→ GOAL OF THE EXERCISE: Copy out the data exactly, leaving the pictures behind.

Figure collection entries:
--- Start ---

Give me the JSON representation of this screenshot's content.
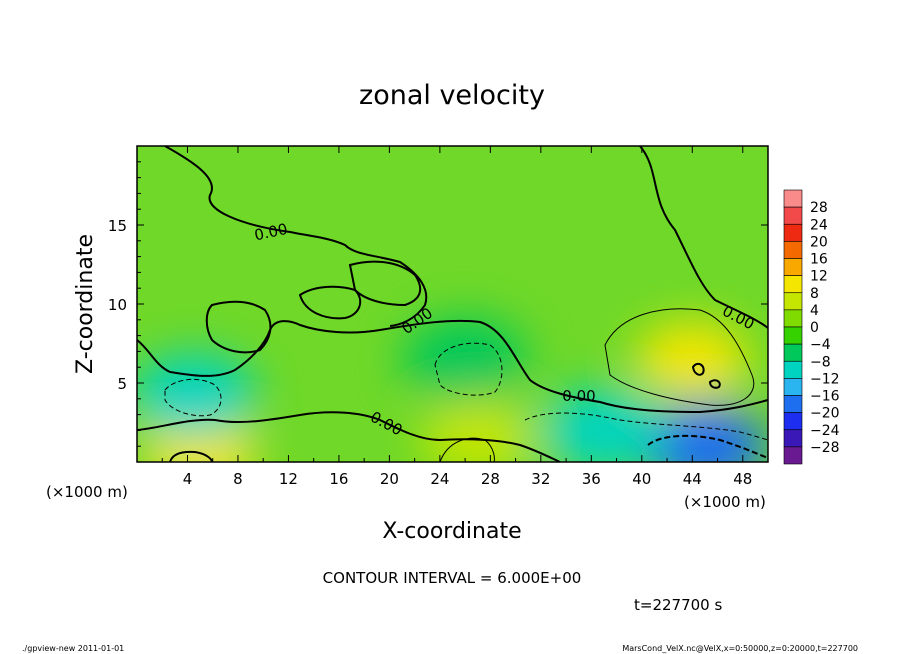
{
  "chart_data": {
    "type": "heatmap",
    "title": "zonal velocity",
    "xlabel": "X-coordinate",
    "ylabel": "Z-coordinate",
    "x_unit": "(×1000 m)",
    "y_unit": "(×1000 m)",
    "xlim": [
      0,
      50
    ],
    "ylim": [
      0,
      20
    ],
    "x_ticks": [
      "4",
      "8",
      "12",
      "16",
      "20",
      "24",
      "28",
      "32",
      "36",
      "40",
      "44",
      "48"
    ],
    "y_ticks": [
      "5",
      "10",
      "15"
    ],
    "contour_interval_text": "CONTOUR INTERVAL = 6.000E+00",
    "time_text": "t=227700 s",
    "colorbar": {
      "labels": [
        "28",
        "24",
        "20",
        "16",
        "12",
        "8",
        "4",
        "0",
        "−4",
        "−8",
        "−12",
        "−16",
        "−20",
        "−24",
        "−28"
      ],
      "colors": [
        "#f98b8b",
        "#f24a4a",
        "#ee2a12",
        "#f46a00",
        "#f9a800",
        "#f4e600",
        "#c4e600",
        "#80dc00",
        "#35d200",
        "#00c85a",
        "#00d4c0",
        "#2ab4f0",
        "#1e6ef0",
        "#1e2ef0",
        "#3a18b8",
        "#6a1a90"
      ]
    },
    "contour_labels": [
      "0.00",
      "0.00",
      "0.00",
      "0.00",
      "0.00"
    ],
    "features": [
      {
        "kind": "positive",
        "x": 5,
        "z": 0.5,
        "value": 12
      },
      {
        "kind": "negative",
        "x": 4.5,
        "z": 4.2,
        "value": -10
      },
      {
        "kind": "negative",
        "x": 26,
        "z": 6.5,
        "value": -7
      },
      {
        "kind": "negative",
        "x": 45,
        "z": 1.0,
        "value": -18
      },
      {
        "kind": "negative",
        "x": 37,
        "z": 2.0,
        "value": -8
      },
      {
        "kind": "positive",
        "x": 44,
        "z": 6.5,
        "value": 10
      },
      {
        "kind": "positive",
        "x": 27,
        "z": 1.5,
        "value": 5
      }
    ]
  },
  "footer": {
    "left": "./gpview-new  2011-01-01",
    "right": "MarsCond_VelX.nc@VelX,x=0:50000,z=0:20000,t=227700"
  }
}
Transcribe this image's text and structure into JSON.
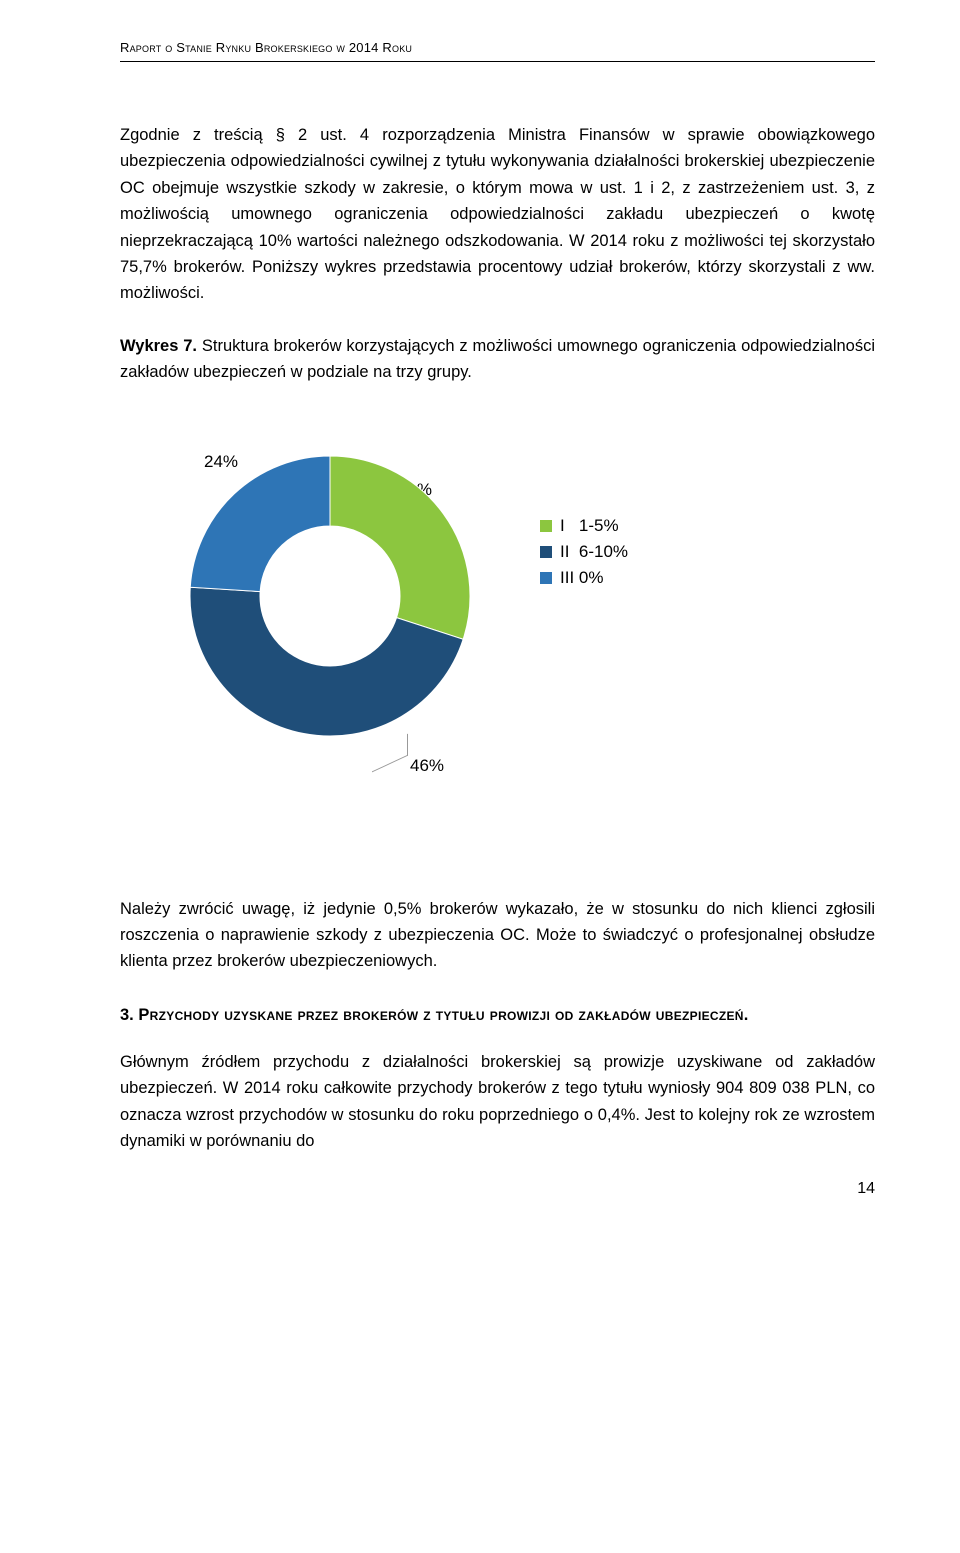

--- End ---

→ EXERCISE RESPONSE:
Give me the JSON representation of this screenshot's content.
{
  "chart_data": {
    "type": "heatmap",
    "title": "zonal velocity",
    "xlabel": "X-coordinate",
    "ylabel": "Z-coordinate",
    "x_unit": "(×1000 m)",
    "y_unit": "(×1000 m)",
    "xlim": [
      0,
      50
    ],
    "ylim": [
      0,
      20
    ],
    "x_ticks": [
      "4",
      "8",
      "12",
      "16",
      "20",
      "24",
      "28",
      "32",
      "36",
      "40",
      "44",
      "48"
    ],
    "y_ticks": [
      "5",
      "10",
      "15"
    ],
    "contour_interval_text": "CONTOUR INTERVAL = 6.000E+00",
    "time_text": "t=227700 s",
    "colorbar": {
      "labels": [
        "28",
        "24",
        "20",
        "16",
        "12",
        "8",
        "4",
        "0",
        "−4",
        "−8",
        "−12",
        "−16",
        "−20",
        "−24",
        "−28"
      ],
      "colors": [
        "#f98b8b",
        "#f24a4a",
        "#ee2a12",
        "#f46a00",
        "#f9a800",
        "#f4e600",
        "#c4e600",
        "#80dc00",
        "#35d200",
        "#00c85a",
        "#00d4c0",
        "#2ab4f0",
        "#1e6ef0",
        "#1e2ef0",
        "#3a18b8",
        "#6a1a90"
      ]
    },
    "contour_labels": [
      "0.00",
      "0.00",
      "0.00",
      "0.00",
      "0.00"
    ],
    "features": [
      {
        "kind": "positive",
        "x": 5,
        "z": 0.5,
        "value": 12
      },
      {
        "kind": "negative",
        "x": 4.5,
        "z": 4.2,
        "value": -10
      },
      {
        "kind": "negative",
        "x": 26,
        "z": 6.5,
        "value": -7
      },
      {
        "kind": "negative",
        "x": 45,
        "z": 1.0,
        "value": -18
      },
      {
        "kind": "negative",
        "x": 37,
        "z": 2.0,
        "value": -8
      },
      {
        "kind": "positive",
        "x": 44,
        "z": 6.5,
        "value": 10
      },
      {
        "kind": "positive",
        "x": 27,
        "z": 1.5,
        "value": 5
      }
    ]
  },
  "footer": {
    "left": "./gpview-new  2011-01-01",
    "right": "MarsCond_VelX.nc@VelX,x=0:50000,z=0:20000,t=227700"
  }
}
Transcribe this image's text and structure into JSON.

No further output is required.